STATED GOAL. Copy out all lines of the records in which the word "document" appears.

RAW RECORDS.
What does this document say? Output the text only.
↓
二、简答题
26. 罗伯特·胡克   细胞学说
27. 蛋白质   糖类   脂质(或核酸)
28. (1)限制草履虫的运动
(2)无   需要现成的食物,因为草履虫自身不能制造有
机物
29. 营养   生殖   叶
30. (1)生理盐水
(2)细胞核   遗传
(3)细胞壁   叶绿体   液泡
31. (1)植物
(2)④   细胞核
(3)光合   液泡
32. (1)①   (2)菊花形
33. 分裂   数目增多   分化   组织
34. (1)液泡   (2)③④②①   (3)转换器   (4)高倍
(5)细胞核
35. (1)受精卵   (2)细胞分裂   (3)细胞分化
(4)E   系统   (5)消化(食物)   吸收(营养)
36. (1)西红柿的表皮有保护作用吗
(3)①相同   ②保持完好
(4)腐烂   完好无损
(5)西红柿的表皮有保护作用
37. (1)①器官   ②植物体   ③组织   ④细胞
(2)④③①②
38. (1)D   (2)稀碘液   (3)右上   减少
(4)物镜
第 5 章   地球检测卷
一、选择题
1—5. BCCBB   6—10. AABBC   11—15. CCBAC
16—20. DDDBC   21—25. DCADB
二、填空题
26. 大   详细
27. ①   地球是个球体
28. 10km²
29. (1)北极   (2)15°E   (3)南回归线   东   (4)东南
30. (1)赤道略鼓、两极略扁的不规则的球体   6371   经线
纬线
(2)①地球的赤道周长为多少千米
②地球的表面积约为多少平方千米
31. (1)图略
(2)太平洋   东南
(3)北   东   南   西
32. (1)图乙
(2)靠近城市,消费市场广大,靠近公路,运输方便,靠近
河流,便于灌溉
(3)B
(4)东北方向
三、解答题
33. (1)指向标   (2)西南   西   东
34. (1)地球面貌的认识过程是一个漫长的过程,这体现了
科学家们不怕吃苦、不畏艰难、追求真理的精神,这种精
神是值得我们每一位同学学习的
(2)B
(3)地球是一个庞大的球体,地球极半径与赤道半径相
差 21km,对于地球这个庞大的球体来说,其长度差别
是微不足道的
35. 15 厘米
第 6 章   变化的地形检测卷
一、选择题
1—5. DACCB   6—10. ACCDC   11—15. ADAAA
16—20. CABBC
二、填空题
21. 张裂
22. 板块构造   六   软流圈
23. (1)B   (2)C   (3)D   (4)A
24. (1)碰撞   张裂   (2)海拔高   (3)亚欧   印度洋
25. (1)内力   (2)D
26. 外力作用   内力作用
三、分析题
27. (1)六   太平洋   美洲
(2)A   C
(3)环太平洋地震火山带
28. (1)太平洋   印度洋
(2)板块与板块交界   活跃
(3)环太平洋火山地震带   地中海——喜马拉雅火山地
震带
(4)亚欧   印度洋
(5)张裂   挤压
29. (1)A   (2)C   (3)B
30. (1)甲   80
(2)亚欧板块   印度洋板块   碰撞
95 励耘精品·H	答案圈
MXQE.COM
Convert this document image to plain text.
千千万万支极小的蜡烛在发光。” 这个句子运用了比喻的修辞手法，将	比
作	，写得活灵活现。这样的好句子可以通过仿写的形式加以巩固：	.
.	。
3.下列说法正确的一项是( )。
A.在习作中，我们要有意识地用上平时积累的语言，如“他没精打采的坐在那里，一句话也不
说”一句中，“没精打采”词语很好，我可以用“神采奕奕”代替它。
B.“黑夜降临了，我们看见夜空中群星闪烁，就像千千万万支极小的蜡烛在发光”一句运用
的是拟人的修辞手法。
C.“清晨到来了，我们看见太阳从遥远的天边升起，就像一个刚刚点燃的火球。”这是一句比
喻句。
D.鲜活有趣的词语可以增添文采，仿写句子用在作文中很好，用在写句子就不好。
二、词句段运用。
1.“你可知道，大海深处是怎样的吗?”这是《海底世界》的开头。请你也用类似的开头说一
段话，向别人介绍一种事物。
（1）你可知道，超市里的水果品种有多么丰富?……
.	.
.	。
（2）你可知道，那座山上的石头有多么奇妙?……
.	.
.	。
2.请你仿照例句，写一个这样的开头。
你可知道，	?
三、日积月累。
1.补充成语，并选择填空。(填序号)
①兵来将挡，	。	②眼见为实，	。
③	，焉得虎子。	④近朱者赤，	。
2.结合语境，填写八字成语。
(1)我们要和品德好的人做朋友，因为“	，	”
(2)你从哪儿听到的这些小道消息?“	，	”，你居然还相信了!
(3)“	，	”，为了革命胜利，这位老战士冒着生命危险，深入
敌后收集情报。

ANSWER BELOW.
What does this document say? Output the text only.
Convert this document image to plain text.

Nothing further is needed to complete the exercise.